**GOAL OF THE EXERCISE:**
Report all lines from the entries below in which "Manitoba" appears.

**PROVIDED DATA:**
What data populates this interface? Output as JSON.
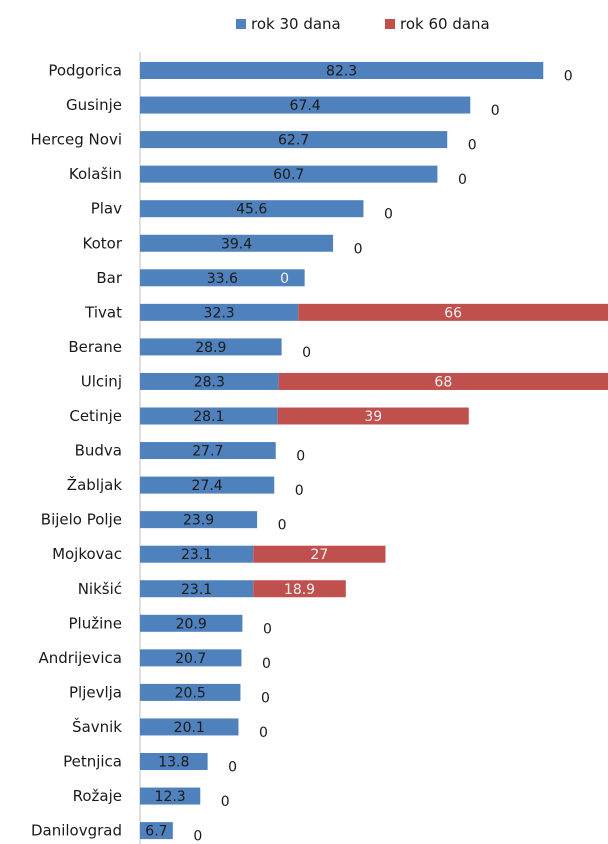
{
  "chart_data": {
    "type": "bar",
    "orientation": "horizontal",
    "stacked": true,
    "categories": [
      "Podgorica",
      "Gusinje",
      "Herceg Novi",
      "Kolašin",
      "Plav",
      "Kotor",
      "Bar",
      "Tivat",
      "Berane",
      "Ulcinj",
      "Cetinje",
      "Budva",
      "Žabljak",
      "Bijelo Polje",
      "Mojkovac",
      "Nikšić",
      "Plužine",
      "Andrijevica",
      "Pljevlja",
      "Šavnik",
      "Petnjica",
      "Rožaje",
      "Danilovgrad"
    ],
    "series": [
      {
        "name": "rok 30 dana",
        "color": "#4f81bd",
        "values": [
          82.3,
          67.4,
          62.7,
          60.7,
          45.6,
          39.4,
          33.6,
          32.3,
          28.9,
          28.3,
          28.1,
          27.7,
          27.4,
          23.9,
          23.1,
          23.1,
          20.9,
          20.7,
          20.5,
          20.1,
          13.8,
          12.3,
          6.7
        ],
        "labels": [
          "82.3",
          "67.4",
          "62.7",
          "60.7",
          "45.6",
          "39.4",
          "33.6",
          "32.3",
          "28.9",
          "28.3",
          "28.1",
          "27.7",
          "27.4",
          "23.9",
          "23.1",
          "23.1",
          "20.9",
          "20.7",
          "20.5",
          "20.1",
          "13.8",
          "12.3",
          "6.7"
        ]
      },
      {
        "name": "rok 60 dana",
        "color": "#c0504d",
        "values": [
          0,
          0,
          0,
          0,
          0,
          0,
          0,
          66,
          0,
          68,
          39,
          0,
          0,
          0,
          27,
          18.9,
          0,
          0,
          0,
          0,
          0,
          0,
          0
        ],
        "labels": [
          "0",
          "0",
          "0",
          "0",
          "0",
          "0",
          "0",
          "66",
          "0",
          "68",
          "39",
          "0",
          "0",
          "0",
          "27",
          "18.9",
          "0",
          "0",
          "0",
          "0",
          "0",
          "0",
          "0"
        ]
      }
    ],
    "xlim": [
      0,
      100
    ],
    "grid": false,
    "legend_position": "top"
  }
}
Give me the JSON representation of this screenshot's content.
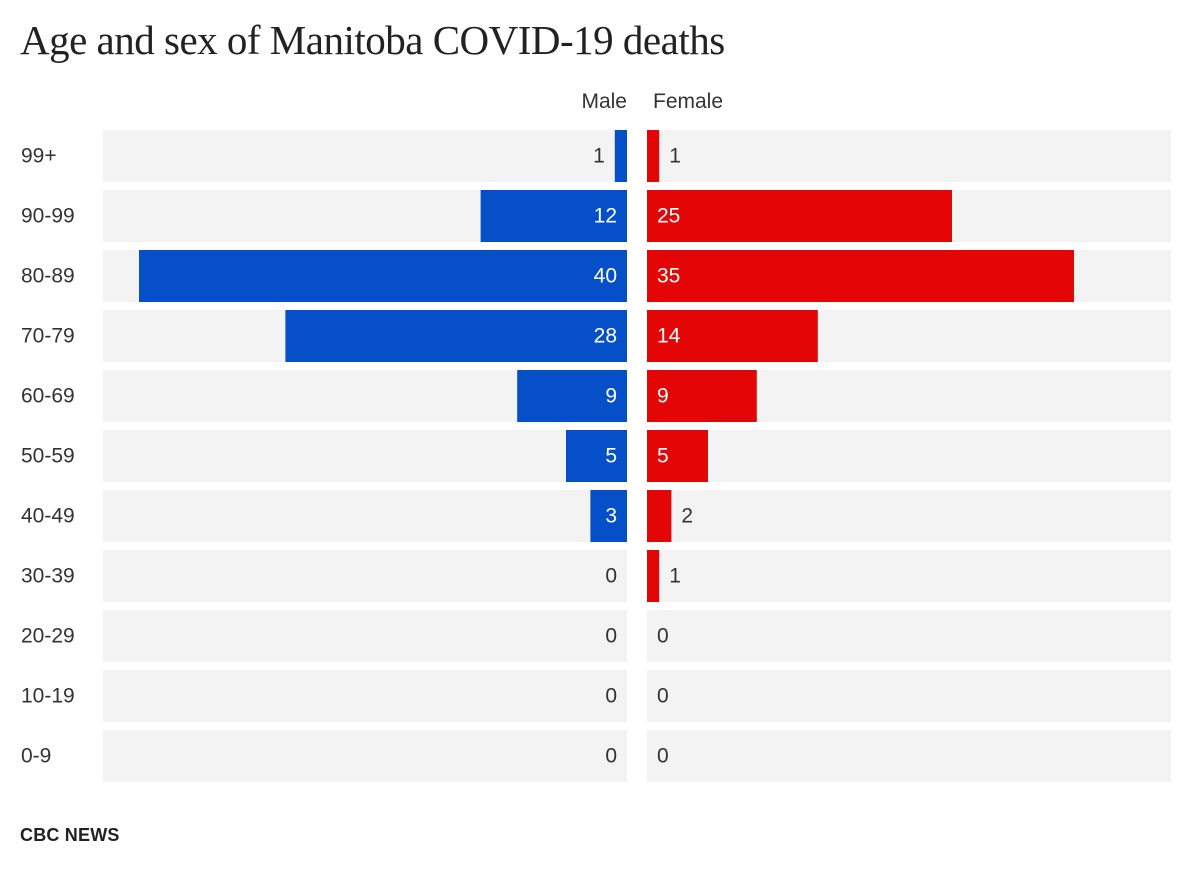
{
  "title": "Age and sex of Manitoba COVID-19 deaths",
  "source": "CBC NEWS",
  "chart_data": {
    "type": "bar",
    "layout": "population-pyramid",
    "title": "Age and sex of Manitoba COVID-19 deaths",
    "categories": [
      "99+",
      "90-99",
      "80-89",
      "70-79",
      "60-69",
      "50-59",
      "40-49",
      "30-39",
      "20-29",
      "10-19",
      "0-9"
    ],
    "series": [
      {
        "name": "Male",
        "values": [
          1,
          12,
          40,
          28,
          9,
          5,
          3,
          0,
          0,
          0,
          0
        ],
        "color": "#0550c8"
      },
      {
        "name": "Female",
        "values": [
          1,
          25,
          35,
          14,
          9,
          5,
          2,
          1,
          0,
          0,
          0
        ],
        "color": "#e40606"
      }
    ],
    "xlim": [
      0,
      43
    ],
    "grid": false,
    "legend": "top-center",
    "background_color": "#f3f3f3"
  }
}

--

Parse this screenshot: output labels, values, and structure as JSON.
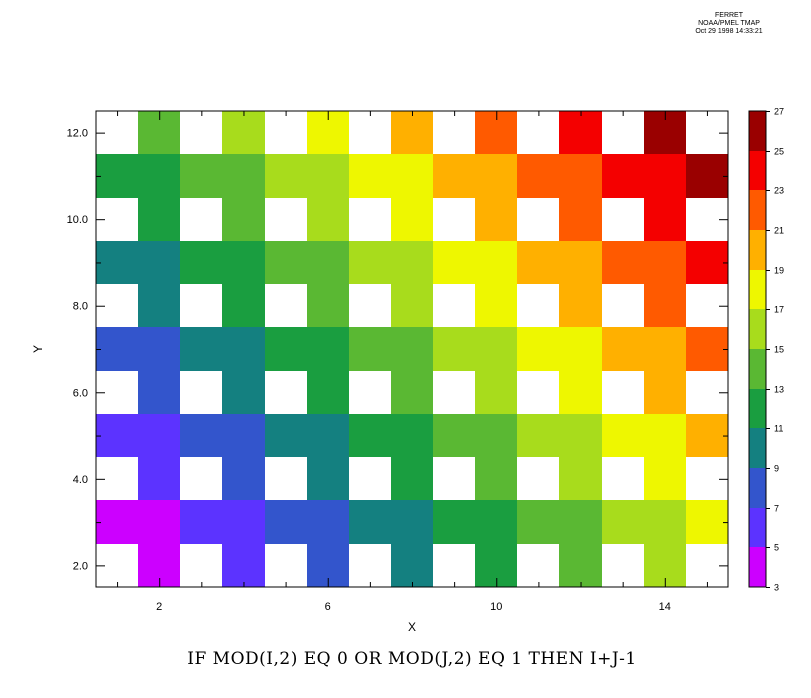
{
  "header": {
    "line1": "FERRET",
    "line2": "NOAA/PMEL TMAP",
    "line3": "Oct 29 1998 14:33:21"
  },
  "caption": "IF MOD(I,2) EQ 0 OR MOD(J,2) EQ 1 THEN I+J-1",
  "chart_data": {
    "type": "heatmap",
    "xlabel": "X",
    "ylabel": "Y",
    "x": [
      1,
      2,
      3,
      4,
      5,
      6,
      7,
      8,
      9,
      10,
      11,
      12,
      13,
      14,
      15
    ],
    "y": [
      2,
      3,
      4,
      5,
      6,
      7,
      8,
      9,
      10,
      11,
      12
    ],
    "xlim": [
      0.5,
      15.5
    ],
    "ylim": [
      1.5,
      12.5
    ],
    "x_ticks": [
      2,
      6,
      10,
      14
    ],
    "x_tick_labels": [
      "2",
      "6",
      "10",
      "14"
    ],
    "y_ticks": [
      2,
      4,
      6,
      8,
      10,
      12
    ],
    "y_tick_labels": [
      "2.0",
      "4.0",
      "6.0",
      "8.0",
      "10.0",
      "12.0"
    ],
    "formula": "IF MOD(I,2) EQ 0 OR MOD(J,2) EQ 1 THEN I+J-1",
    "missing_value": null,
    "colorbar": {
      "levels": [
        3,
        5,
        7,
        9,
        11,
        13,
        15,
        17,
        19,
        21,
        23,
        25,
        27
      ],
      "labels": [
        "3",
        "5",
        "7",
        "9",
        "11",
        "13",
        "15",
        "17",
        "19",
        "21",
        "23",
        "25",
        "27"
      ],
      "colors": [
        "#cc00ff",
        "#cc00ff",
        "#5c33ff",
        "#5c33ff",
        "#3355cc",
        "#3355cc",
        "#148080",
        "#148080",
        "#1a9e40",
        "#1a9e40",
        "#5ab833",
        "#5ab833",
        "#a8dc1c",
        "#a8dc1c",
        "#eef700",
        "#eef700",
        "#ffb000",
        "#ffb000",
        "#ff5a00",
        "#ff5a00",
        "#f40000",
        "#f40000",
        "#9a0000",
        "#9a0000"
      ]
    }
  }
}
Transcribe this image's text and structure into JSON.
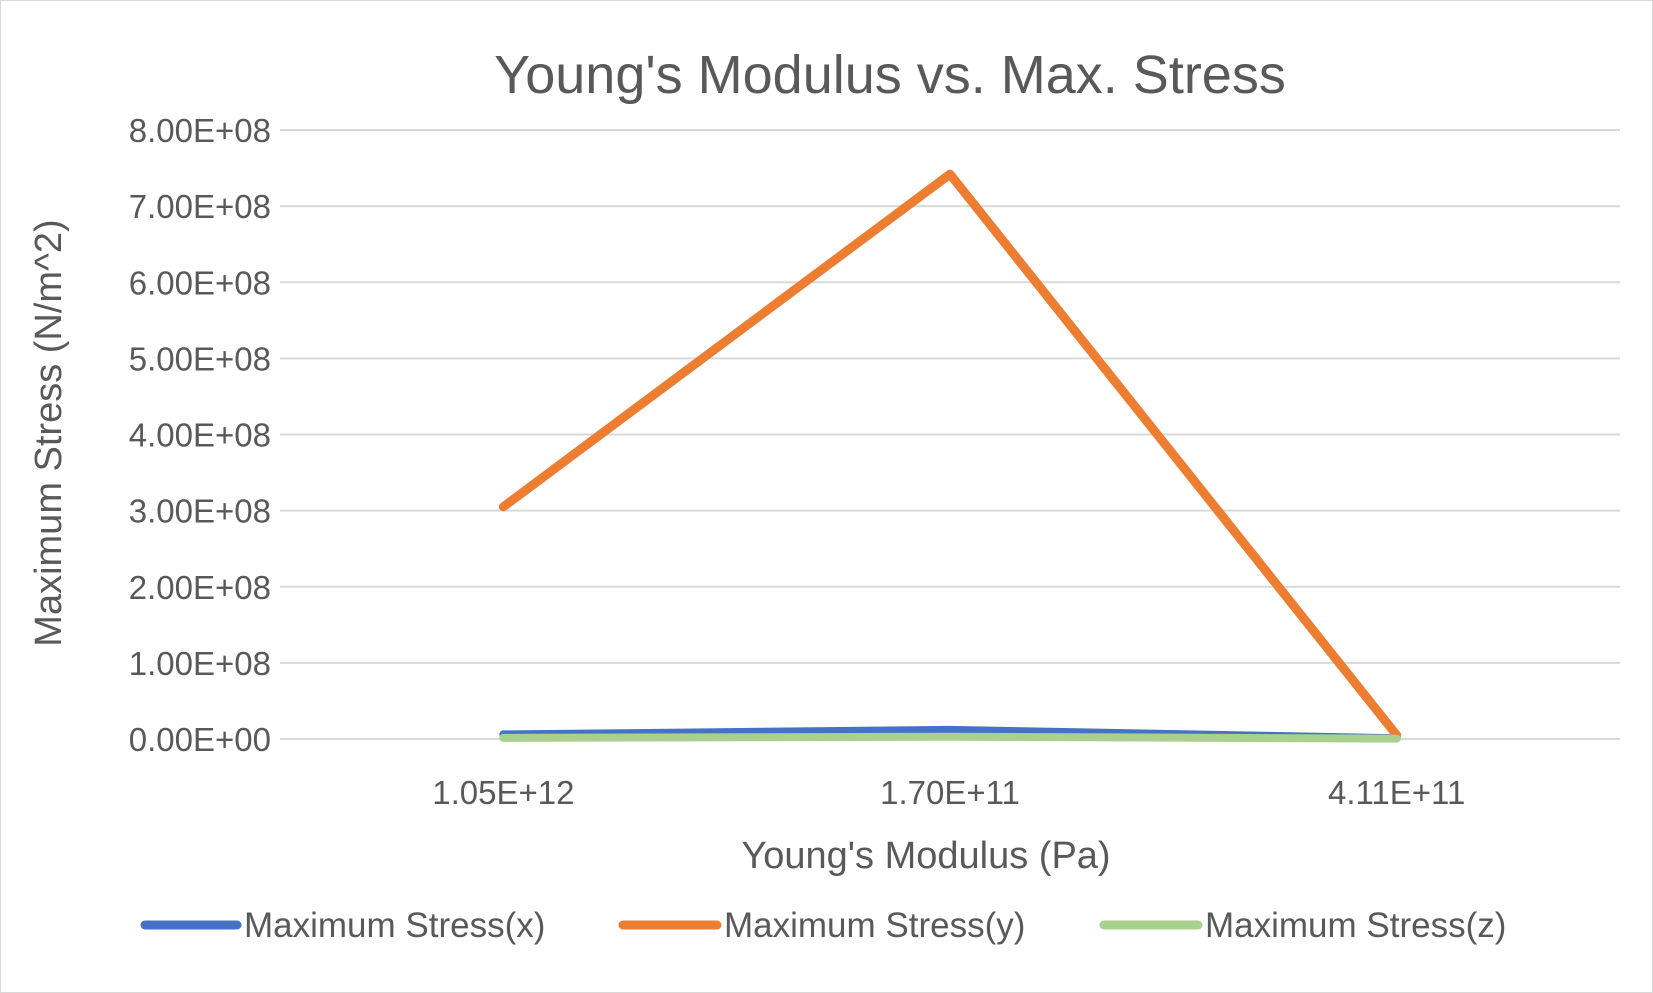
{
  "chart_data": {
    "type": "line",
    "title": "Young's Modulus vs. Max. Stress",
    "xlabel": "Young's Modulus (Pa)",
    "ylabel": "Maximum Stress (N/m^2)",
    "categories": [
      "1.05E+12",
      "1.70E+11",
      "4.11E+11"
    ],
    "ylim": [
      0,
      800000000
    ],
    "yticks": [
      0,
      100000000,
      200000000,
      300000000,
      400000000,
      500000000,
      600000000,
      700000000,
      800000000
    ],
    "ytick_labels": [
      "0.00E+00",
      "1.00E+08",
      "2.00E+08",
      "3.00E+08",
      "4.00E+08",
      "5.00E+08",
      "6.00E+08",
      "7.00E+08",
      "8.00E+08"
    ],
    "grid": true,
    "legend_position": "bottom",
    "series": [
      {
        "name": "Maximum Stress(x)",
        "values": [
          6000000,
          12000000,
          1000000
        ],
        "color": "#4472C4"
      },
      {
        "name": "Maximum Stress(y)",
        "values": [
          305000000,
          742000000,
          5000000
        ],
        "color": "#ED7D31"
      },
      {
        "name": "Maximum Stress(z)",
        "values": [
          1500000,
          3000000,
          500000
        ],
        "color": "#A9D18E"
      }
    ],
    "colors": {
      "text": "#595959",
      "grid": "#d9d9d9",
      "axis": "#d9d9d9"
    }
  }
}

**CORRECT RESULT:**
  "title": "Age and sex of Manitoba COVID-19 deaths",
    "title": "Age and sex of Manitoba COVID-19 deaths",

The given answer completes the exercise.